| Task objective |
In the forum thread on gas-law problems, what is the temperature of the bath into which the syringe is transferred?

| Selected excerpt |

+++

Three bulbs are connected by tubing, and the tubing is evacuated. The volume of the tubing is 32.0 mL. The first bulb has a volume of 78.0 mL and contains 2.72 atm of argon, the second bulb has a volume of 250 mL and contains 2.83 atm of neon, and the third bulb has a volume of 37.0 mL and contains 8.24 atm of hydrogen. If the stopcocks (valves) that isolate all three bulbs are opened, what is the final pressure of the whole system in atm?
So I know that you have to use PV=PV, but how would you do it with three different bulbs? I mean, how would you get the volume of the whole system?
The following procedure provides a crude method of determining the molar mass of a volatile liquid. A liquid of mass 0.0171 g is introduced into a syringe and the end is capped (sealed). The syringe is transferred to a temperature bath maintained at 62.7 oC, and the liquid vaporizes. As the liquid vaporizes the plunger is pushed out. At equilibrium, the plunger reads 6.81 mL of gas. Atmospheric pressure is 740. mmHg. What is the approximate molar mass of the compound (in g/mol)?
Okay for this one I would us V/T=V/T, but why do they mention atmospheric pressure/how does it play into solving the problem?
Thanks in advance!
For #1, the volume of the entire system is volume bulb 1 + volume bulb 2 + volume bulb 3 + 32 mL (for the tubing).
To go further on #1, I would use PV = nRT and convert those volumes and pressures to mols = n. The add all the moles together and the volumes together and use PV = nRT to solve for P. You don't have a T but you can make up a T and keep it constant.

+++

| Extracted material |
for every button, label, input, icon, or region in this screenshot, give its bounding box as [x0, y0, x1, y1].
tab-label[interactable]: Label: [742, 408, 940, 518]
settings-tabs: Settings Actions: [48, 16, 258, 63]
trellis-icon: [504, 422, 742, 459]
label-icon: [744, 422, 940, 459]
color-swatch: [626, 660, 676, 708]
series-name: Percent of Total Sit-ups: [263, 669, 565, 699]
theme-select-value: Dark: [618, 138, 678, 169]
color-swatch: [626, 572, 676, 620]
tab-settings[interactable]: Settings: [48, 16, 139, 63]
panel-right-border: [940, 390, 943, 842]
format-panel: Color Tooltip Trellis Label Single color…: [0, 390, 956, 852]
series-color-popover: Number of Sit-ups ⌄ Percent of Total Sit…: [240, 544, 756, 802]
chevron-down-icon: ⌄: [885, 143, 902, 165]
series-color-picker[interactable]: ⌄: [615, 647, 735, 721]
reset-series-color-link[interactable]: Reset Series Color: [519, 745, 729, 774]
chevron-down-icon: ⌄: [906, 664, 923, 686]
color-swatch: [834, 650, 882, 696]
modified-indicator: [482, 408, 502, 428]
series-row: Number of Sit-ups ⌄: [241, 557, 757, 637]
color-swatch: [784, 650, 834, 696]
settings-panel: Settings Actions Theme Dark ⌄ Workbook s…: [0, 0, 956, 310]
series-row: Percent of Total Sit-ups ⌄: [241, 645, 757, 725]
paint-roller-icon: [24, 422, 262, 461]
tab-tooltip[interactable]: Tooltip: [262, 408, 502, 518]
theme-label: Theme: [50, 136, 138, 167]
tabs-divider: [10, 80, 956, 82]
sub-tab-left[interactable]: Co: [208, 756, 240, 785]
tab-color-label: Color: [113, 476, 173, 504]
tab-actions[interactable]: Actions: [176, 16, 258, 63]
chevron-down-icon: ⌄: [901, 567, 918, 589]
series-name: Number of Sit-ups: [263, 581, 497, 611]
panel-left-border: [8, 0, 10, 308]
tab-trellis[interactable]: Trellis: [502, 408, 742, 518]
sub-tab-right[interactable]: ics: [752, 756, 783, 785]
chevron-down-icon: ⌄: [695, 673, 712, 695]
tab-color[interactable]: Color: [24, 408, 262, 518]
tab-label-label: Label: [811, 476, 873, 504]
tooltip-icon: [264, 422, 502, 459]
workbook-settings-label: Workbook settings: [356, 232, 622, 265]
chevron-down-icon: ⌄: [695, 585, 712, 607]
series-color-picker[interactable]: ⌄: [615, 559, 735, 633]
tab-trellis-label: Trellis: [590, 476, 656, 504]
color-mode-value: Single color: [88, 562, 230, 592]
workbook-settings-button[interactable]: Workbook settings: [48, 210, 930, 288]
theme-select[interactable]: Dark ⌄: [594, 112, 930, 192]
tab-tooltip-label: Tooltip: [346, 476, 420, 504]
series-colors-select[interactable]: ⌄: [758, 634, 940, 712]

+++

| Solution for this task |
62.7 °C